Instruction:
Work out how many lines include "conséquences" and answer with that number only.

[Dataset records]
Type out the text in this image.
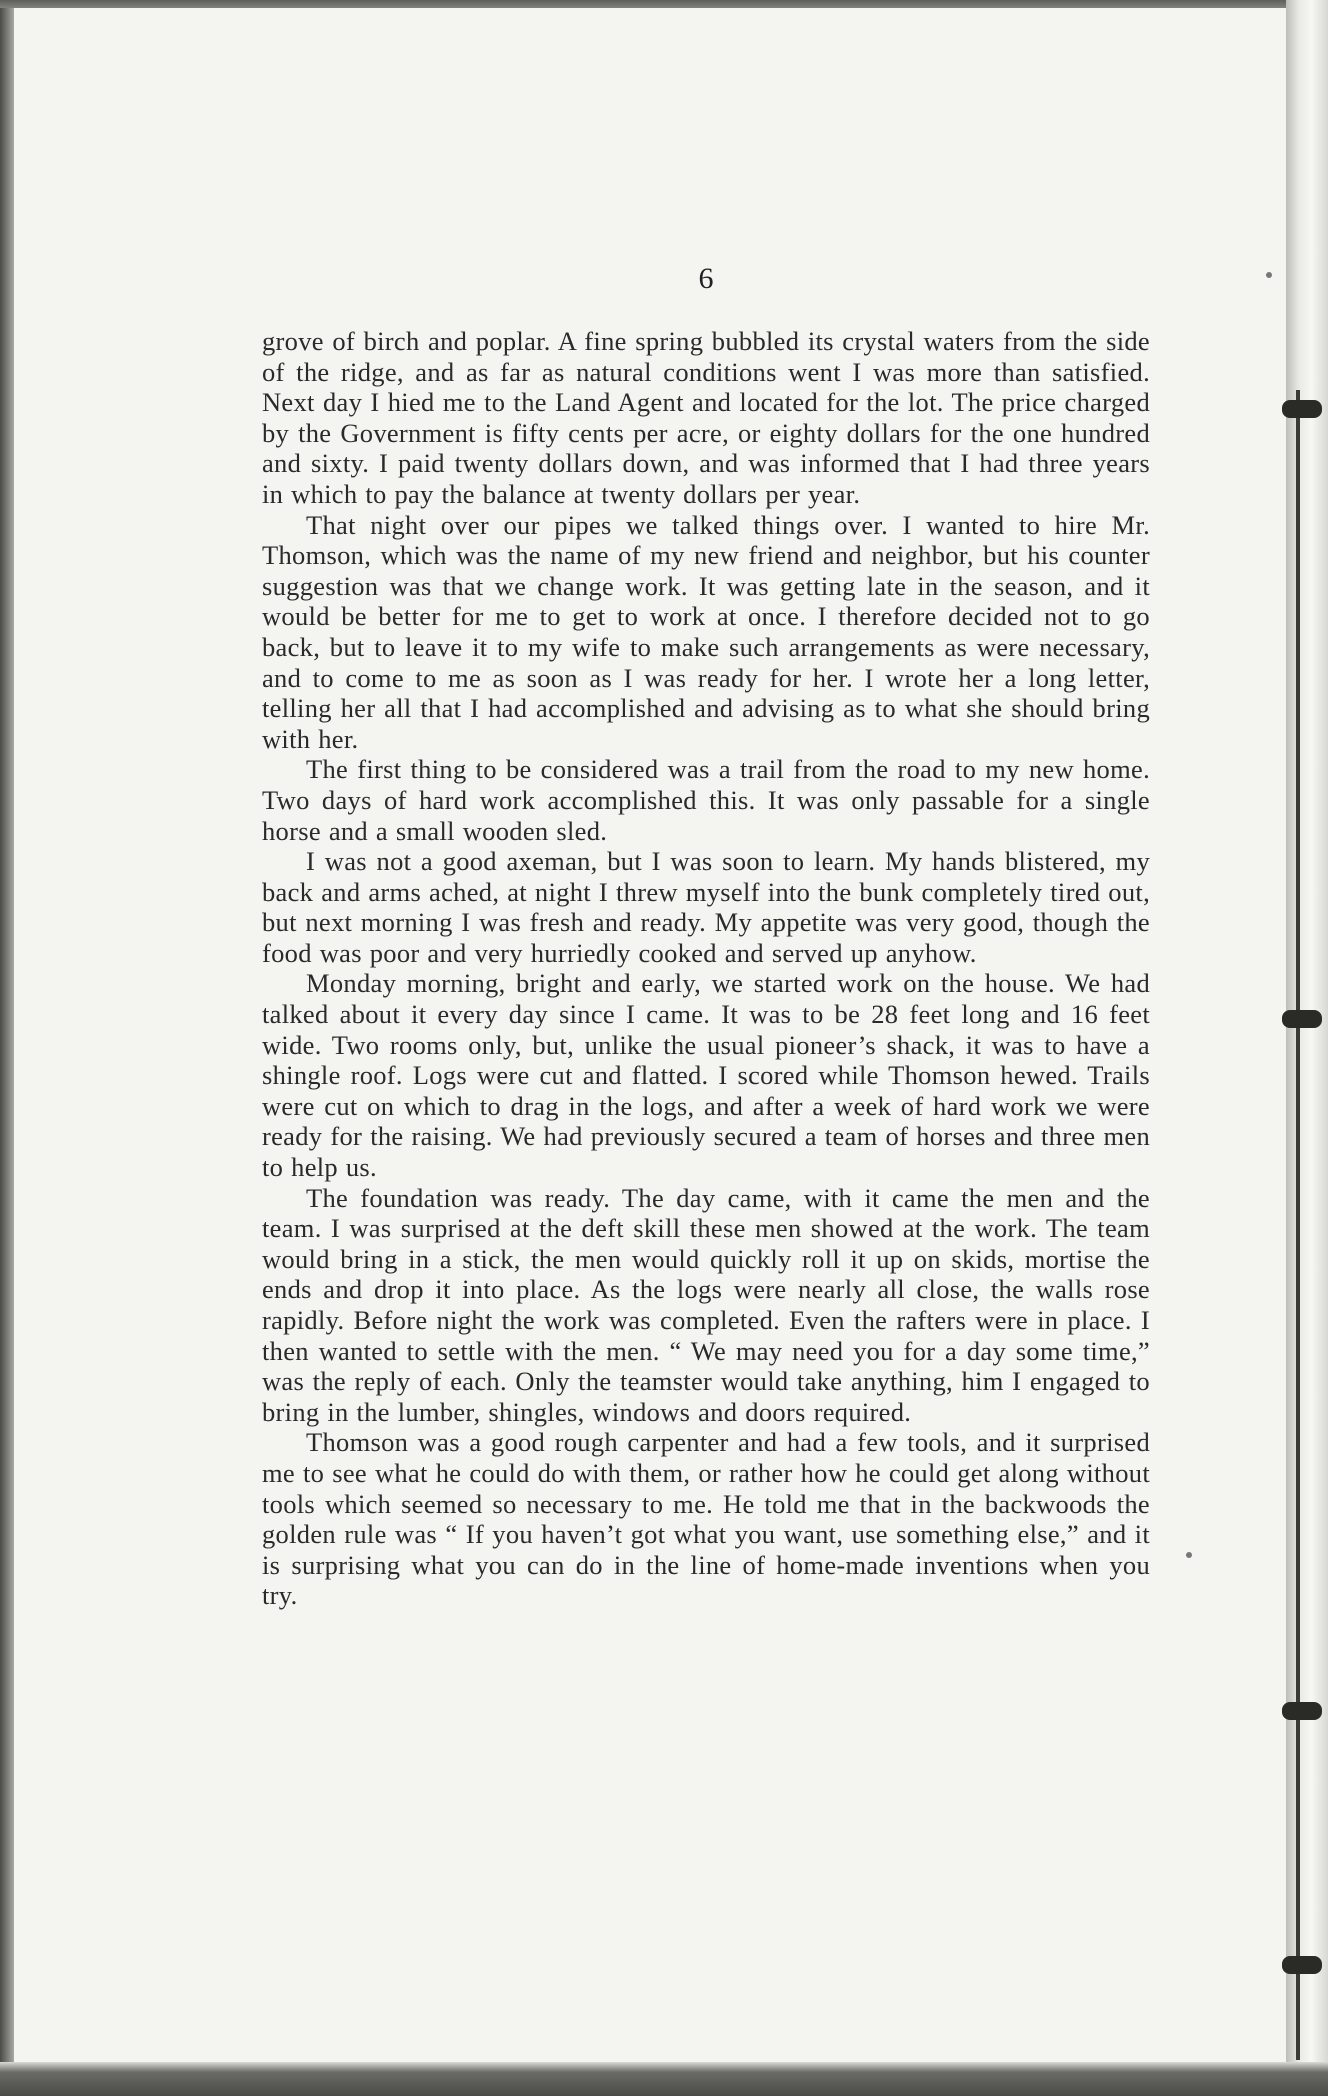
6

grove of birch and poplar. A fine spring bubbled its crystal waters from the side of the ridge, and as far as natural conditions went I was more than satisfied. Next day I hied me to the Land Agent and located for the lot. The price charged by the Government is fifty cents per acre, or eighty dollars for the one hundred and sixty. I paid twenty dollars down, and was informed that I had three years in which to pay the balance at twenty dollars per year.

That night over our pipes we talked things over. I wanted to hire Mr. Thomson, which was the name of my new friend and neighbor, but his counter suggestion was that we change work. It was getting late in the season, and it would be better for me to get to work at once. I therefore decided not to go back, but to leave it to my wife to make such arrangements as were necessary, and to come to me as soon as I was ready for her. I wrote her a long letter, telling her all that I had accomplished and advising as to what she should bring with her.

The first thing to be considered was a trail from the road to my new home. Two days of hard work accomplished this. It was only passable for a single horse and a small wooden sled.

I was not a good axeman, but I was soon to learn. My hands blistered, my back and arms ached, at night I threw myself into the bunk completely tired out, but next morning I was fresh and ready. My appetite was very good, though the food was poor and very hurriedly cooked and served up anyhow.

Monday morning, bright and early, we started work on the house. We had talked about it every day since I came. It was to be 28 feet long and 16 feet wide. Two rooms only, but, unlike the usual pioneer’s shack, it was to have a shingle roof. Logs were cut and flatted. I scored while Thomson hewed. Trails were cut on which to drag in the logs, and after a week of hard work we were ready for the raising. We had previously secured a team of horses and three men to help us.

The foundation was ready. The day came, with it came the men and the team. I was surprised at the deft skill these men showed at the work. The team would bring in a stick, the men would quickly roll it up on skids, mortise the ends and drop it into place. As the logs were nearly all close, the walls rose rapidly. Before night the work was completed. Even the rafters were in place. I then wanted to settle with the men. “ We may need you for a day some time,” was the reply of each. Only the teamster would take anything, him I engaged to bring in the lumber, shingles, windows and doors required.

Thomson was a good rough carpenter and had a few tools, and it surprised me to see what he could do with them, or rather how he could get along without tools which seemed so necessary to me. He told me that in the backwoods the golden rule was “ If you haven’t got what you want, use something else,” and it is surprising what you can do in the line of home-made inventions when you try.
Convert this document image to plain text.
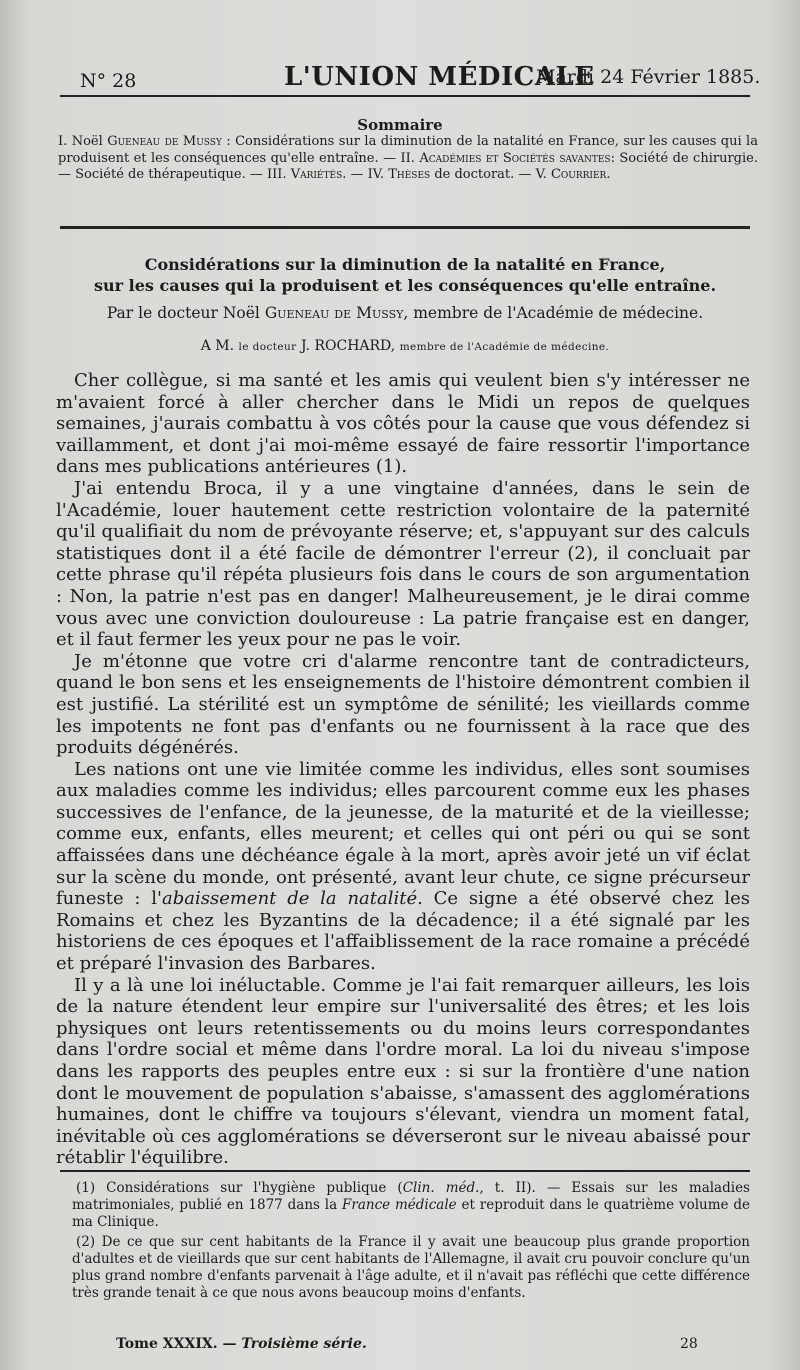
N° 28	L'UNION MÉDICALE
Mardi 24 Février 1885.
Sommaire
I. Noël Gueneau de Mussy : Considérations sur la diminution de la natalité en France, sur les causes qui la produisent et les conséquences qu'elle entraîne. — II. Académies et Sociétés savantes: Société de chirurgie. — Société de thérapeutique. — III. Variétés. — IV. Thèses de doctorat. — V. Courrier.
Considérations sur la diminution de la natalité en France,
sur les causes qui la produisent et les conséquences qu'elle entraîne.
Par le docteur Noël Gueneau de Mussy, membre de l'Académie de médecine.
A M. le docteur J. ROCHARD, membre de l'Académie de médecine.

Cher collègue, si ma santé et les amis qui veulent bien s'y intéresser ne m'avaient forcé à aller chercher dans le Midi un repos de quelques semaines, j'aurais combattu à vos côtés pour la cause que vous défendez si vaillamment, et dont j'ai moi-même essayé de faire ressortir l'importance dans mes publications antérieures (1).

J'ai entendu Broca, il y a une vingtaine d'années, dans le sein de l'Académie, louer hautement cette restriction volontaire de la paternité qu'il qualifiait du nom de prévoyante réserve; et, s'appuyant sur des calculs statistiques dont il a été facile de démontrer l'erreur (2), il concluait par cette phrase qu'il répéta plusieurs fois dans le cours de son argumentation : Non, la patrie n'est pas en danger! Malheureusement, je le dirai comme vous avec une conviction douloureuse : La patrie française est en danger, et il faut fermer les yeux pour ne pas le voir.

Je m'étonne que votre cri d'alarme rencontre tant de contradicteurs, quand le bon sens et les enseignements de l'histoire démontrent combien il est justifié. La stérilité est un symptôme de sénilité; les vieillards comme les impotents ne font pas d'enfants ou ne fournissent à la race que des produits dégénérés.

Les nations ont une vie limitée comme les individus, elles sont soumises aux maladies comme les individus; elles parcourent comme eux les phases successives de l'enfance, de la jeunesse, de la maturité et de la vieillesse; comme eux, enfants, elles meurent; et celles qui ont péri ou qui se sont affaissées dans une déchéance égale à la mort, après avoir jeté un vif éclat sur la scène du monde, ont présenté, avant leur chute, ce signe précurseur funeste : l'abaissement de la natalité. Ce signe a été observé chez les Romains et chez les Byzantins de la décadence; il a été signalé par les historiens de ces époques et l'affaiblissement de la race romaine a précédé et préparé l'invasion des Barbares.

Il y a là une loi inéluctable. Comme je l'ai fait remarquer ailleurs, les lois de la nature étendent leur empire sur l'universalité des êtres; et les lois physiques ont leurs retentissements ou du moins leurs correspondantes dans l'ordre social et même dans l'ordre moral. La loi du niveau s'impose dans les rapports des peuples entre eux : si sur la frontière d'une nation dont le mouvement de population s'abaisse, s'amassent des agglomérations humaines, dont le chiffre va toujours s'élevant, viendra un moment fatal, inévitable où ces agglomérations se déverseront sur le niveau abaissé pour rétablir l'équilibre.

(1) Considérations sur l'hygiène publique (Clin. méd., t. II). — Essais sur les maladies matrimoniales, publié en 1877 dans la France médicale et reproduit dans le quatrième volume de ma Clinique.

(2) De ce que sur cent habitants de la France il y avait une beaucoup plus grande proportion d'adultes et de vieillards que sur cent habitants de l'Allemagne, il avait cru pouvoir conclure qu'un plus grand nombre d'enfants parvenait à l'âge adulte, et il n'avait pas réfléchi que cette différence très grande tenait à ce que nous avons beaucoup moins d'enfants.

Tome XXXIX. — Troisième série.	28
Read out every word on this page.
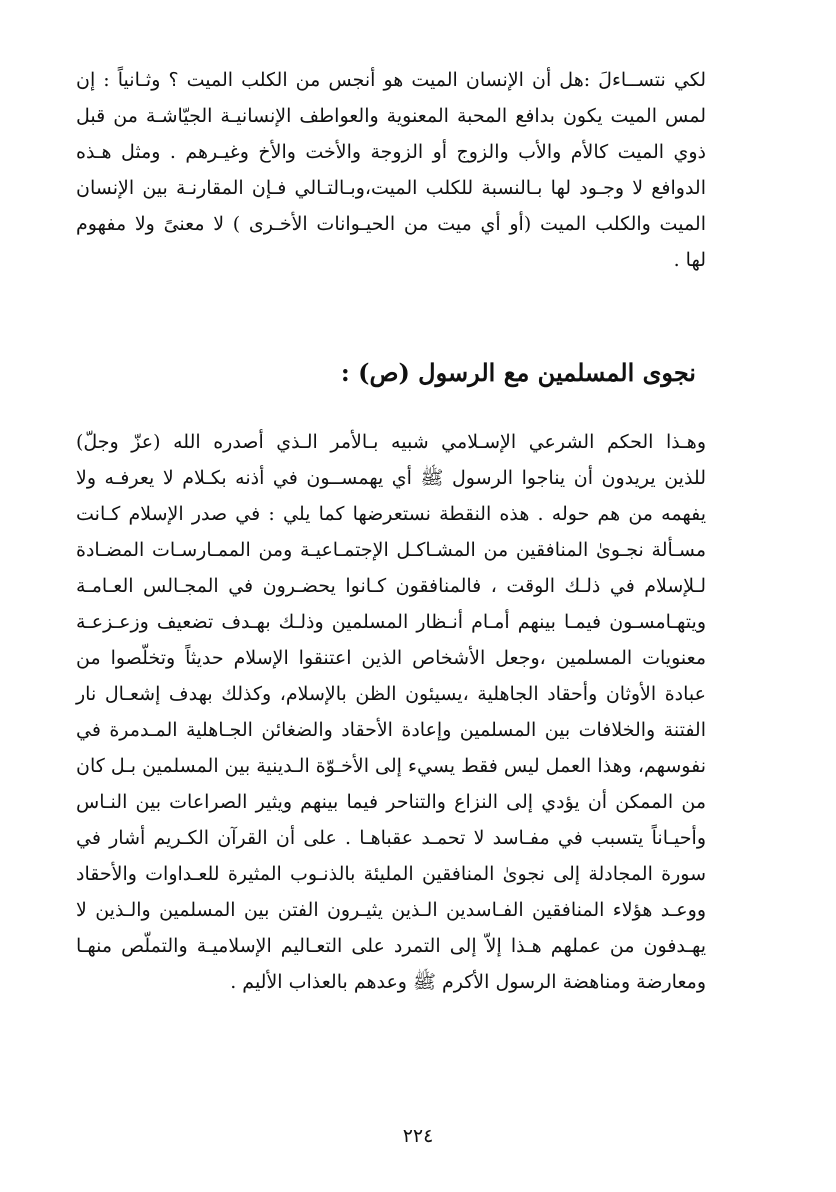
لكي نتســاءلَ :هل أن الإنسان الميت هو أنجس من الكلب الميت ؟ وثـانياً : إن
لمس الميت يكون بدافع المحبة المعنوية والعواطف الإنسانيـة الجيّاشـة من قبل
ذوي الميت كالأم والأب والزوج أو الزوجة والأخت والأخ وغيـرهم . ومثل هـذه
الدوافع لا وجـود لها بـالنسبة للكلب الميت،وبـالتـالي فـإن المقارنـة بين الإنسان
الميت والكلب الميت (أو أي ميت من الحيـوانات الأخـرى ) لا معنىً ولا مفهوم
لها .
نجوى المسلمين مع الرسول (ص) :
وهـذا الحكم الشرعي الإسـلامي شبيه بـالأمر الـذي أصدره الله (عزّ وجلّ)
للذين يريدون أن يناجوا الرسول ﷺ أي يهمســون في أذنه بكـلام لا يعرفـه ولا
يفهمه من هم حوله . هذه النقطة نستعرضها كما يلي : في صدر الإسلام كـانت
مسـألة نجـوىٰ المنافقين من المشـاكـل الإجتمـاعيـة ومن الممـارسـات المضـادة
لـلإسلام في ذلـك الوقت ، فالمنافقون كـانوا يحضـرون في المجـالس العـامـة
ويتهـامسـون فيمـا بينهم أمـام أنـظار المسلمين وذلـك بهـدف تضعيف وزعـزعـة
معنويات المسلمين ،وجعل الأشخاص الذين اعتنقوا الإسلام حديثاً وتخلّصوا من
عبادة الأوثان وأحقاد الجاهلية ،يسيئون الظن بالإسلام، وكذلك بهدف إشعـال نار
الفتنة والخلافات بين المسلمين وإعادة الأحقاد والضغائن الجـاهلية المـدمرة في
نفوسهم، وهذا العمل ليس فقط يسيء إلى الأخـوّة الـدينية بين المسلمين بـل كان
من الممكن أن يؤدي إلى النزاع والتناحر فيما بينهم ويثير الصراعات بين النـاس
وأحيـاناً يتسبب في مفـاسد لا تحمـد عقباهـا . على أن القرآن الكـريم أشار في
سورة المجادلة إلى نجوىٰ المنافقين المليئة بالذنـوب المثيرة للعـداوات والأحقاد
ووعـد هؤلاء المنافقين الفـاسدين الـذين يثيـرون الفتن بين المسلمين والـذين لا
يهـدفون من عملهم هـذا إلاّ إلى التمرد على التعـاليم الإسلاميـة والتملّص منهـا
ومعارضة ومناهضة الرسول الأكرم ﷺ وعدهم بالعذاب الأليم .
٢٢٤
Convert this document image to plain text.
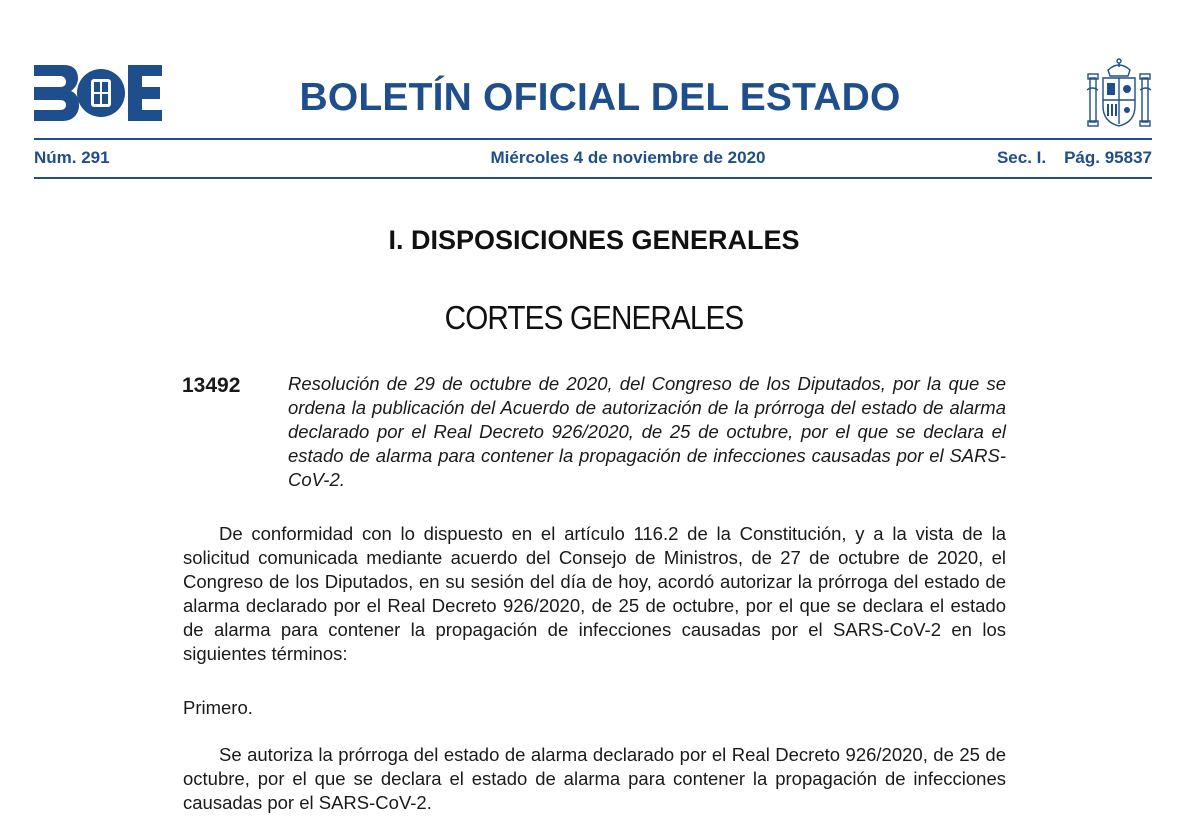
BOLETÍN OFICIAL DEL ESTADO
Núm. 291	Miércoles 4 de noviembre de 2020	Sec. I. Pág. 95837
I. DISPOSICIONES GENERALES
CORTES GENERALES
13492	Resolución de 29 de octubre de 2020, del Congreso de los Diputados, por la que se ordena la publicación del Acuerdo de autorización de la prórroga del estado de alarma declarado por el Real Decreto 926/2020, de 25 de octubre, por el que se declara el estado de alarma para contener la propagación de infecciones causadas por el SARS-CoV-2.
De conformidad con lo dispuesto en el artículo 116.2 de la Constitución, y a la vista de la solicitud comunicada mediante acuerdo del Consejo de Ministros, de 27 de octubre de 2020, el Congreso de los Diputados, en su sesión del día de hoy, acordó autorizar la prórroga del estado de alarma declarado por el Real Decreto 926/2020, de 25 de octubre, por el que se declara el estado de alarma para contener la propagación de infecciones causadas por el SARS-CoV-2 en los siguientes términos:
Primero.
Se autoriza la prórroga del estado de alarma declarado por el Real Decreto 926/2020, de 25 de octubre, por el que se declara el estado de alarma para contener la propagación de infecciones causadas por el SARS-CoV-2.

Exercise answer:
2